*Given passage*:
┄┄┄┄┄┄┄┄┄┄┄┄┄┄┄┄┄┄┄┄

Enhancing Speech Recognition in Noisy Environments Through Multiscale-Multichannel Feature Learning and Adaptive Noise Resilience
Date Issued
2024
Author(s)
Sathishkumar, S
Ghantasala, G S Pradeep
Karthika, K
DOI
http://dx.doi.org/10.1109/DELCON64804.2024.10866923
Abstract
Speech Emotion Recognition (SER) has seen much research done recently, but little is being done to minimize the effect of environmental noise on the predictions. Existing SER models primarily aim to learn the best feature representations of speech from clean datasets while neglecting the pragmatic constraint when it is deployed in adverse acoustic settings. The variations in signal-to-noise ratios, background noises and acoustic interferences make existing SER systems less robust. Here, we focus on a new method that combines adaptive feature learning and noise-resilient techniques using a multiscale-multichannel framework. The objective is to help common SER models generalize better in different acoustic conditions, thus improving the accuracy and robustness of SER in noisy real-life settings. Therefore, these SER models are still not efficient against challenging acoustic conditions and the research area lacks addressing it => thus we utilize state-of-the-art IDCNNs and also explore novel data augmentations to help develop SER systems with great capability for arbitrary acoustical channels that fills the gap of very limited related works till now. © 2024 IEEE.

┄┄┄┄┄┄┄┄┄┄┄┄┄┄┄┄┄┄┄┄

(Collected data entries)
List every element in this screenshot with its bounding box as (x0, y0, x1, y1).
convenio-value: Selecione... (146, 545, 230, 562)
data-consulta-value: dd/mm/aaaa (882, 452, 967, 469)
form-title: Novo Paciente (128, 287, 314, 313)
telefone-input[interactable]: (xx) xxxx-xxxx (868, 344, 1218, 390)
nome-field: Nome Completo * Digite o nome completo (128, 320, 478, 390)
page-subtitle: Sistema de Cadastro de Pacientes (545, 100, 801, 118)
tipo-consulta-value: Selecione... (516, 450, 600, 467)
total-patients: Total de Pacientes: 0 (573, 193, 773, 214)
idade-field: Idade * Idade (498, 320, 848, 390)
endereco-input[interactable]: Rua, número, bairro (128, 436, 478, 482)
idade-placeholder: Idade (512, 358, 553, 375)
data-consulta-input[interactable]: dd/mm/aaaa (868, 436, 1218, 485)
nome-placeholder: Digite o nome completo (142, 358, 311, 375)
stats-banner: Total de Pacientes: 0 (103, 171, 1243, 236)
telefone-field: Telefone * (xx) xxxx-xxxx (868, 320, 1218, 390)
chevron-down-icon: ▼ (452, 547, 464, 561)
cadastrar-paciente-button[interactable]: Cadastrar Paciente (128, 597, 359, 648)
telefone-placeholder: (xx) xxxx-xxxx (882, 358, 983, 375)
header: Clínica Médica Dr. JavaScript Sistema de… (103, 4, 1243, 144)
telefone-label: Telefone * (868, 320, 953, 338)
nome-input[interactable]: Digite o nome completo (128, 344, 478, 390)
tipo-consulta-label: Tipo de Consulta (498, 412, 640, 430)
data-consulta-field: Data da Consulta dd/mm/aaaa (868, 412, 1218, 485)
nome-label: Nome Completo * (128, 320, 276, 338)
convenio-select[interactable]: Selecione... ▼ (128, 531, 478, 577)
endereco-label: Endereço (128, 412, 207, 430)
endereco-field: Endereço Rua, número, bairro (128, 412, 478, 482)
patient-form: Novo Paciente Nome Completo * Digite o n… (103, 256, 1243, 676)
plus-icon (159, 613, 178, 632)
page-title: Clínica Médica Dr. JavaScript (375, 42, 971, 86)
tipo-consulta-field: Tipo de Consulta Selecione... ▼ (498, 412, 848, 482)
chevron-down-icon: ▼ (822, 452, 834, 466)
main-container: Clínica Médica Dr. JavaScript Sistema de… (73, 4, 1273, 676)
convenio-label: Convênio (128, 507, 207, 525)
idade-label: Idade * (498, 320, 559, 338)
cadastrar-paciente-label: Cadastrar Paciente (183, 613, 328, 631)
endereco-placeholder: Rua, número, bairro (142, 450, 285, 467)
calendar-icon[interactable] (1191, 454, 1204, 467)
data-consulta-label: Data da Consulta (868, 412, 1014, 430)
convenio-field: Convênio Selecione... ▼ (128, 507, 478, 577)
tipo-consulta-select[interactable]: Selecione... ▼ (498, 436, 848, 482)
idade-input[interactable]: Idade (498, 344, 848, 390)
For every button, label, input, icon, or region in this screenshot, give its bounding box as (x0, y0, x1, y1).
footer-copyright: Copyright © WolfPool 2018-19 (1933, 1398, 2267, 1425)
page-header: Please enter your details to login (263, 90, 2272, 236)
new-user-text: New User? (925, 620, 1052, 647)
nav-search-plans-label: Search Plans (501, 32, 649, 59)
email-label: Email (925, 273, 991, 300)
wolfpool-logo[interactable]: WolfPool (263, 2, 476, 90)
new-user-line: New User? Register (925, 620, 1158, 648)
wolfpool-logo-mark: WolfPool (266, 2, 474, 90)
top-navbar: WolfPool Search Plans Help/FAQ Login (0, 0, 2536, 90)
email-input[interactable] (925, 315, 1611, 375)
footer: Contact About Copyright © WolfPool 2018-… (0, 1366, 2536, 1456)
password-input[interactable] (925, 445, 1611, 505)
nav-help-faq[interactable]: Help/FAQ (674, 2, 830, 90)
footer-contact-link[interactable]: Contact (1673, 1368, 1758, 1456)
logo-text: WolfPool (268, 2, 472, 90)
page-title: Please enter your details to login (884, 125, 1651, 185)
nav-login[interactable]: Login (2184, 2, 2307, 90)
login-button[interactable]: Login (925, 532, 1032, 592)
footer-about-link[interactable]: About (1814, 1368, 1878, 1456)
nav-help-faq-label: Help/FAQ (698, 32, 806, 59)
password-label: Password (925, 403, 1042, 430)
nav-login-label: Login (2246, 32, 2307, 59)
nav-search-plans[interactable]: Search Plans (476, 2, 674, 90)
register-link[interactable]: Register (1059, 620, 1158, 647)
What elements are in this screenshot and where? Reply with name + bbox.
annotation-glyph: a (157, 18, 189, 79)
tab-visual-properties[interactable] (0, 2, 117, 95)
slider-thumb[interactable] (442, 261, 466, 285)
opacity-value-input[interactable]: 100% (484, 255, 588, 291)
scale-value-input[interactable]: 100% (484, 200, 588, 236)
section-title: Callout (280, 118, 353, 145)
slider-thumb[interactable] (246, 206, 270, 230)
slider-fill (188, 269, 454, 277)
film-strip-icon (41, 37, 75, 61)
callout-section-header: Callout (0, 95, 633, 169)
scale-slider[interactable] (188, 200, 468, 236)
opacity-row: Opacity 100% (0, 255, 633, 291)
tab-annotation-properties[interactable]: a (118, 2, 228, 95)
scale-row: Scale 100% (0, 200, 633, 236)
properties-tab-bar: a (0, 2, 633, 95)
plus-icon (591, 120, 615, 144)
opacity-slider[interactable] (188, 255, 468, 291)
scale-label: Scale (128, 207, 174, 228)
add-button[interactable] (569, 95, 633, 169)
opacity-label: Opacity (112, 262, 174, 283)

┄┄┄┄┄┄┄┄┄┄┄┄┄┄┄┄┄┄┄┄

*Work request*:
For each statement, answer yes or no on whether it agrees with the abstract on noisy speech recognition, and quote the words from the abstract that settle it. (a) Existing SER models mainly learn speech feature representations from clean datasets. (b) The proposed approach makes use of IDCNNs. (c) A great deal of research has gone into reducing the effect of environmental noise on SER predictions. The listing has nothing to do with the abstract.

*Your response*:
(a) Yes: "Existing SER models primarily aim to learn the best feature representations of speech from clean datasets"
(b) Yes: "we utilize state-of-the-art IDCNNs"
(c) No: "little is being done to minimize the effect of environmental noise on the predictions"